[Start of Attachment]

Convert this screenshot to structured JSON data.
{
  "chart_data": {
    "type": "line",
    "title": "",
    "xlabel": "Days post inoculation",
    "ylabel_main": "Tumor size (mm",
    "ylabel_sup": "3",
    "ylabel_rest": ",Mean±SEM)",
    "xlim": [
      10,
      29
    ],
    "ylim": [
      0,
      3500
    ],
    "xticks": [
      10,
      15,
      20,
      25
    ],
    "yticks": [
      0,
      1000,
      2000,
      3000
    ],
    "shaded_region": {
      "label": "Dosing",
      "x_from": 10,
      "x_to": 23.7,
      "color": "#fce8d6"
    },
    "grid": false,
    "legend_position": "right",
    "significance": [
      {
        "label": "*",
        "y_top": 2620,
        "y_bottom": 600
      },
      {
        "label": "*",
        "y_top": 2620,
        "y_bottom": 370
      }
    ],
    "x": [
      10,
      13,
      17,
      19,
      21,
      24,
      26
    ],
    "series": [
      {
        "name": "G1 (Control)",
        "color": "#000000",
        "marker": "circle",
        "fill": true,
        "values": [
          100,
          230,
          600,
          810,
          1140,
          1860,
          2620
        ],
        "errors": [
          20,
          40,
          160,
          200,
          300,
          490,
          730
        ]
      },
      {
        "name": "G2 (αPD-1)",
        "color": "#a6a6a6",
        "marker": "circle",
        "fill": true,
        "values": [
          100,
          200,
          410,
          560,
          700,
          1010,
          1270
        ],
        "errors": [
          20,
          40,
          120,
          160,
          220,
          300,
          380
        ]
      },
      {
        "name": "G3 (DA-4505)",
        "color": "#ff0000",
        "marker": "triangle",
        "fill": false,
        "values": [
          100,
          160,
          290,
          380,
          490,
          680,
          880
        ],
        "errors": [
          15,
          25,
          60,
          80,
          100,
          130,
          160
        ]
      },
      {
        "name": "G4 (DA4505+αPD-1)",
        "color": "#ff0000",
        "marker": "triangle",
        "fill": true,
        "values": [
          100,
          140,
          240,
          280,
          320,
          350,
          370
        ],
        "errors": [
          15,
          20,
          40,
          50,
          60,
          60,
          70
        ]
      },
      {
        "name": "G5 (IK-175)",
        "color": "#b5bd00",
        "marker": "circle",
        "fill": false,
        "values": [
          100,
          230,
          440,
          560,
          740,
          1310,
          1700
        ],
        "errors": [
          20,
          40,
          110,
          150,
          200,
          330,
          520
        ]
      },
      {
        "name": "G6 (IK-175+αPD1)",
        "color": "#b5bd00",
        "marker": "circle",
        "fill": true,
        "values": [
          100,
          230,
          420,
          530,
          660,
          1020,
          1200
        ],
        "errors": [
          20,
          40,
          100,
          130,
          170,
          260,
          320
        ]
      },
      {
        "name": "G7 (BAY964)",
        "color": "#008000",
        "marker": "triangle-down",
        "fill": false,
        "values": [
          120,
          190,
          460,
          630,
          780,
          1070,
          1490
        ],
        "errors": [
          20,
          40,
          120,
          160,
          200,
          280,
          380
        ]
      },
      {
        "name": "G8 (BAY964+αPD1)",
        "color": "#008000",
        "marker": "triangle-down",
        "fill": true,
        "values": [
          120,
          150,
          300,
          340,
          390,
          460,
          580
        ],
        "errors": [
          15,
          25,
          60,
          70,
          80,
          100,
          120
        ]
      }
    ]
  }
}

[End of Attachment]

WHAT THE EXERCISE ASKS: Extract the listing in its entirety and repeat it exactly.

OUTPUT OF THE EXERCISE:
Convert this screenshot to structured JSON data.
{
  "chart_data": {
    "type": "line",
    "title": "",
    "xlabel": "Days post inoculation",
    "ylabel_main": "Tumor size (mm",
    "ylabel_sup": "3",
    "ylabel_rest": ",Mean±SEM)",
    "xlim": [
      10,
      29
    ],
    "ylim": [
      0,
      3500
    ],
    "xticks": [
      10,
      15,
      20,
      25
    ],
    "yticks": [
      0,
      1000,
      2000,
      3000
    ],
    "shaded_region": {
      "label": "Dosing",
      "x_from": 10,
      "x_to": 23.7,
      "color": "#fce8d6"
    },
    "grid": false,
    "legend_position": "right",
    "significance": [
      {
        "label": "*",
        "y_top": 2620,
        "y_bottom": 600
      },
      {
        "label": "*",
        "y_top": 2620,
        "y_bottom": 370
      }
    ],
    "x": [
      10,
      13,
      17,
      19,
      21,
      24,
      26
    ],
    "series": [
      {
        "name": "G1 (Control)",
        "color": "#000000",
        "marker": "circle",
        "fill": true,
        "values": [
          100,
          230,
          600,
          810,
          1140,
          1860,
          2620
        ],
        "errors": [
          20,
          40,
          160,
          200,
          300,
          490,
          730
        ]
      },
      {
        "name": "G2 (αPD-1)",
        "color": "#a6a6a6",
        "marker": "circle",
        "fill": true,
        "values": [
          100,
          200,
          410,
          560,
          700,
          1010,
          1270
        ],
        "errors": [
          20,
          40,
          120,
          160,
          220,
          300,
          380
        ]
      },
      {
        "name": "G3 (DA-4505)",
        "color": "#ff0000",
        "marker": "triangle",
        "fill": false,
        "values": [
          100,
          160,
          290,
          380,
          490,
          680,
          880
        ],
        "errors": [
          15,
          25,
          60,
          80,
          100,
          130,
          160
        ]
      },
      {
        "name": "G4 (DA4505+αPD-1)",
        "color": "#ff0000",
        "marker": "triangle",
        "fill": true,
        "values": [
          100,
          140,
          240,
          280,
          320,
          350,
          370
        ],
        "errors": [
          15,
          20,
          40,
          50,
          60,
          60,
          70
        ]
      },
      {
        "name": "G5 (IK-175)",
        "color": "#b5bd00",
        "marker": "circle",
        "fill": false,
        "values": [
          100,
          230,
          440,
          560,
          740,
          1310,
          1700
        ],
        "errors": [
          20,
          40,
          110,
          150,
          200,
          330,
          520
        ]
      },
      {
        "name": "G6 (IK-175+αPD1)",
        "color": "#b5bd00",
        "marker": "circle",
        "fill": true,
        "values": [
          100,
          230,
          420,
          530,
          660,
          1020,
          1200
        ],
        "errors": [
          20,
          40,
          100,
          130,
          170,
          260,
          320
        ]
      },
      {
        "name": "G7 (BAY964)",
        "color": "#008000",
        "marker": "triangle-down",
        "fill": false,
        "values": [
          120,
          190,
          460,
          630,
          780,
          1070,
          1490
        ],
        "errors": [
          20,
          40,
          120,
          160,
          200,
          280,
          380
        ]
      },
      {
        "name": "G8 (BAY964+αPD1)",
        "color": "#008000",
        "marker": "triangle-down",
        "fill": true,
        "values": [
          120,
          150,
          300,
          340,
          390,
          460,
          580
        ],
        "errors": [
          15,
          25,
          60,
          70,
          80,
          100,
          120
        ]
      }
    ]
  }
}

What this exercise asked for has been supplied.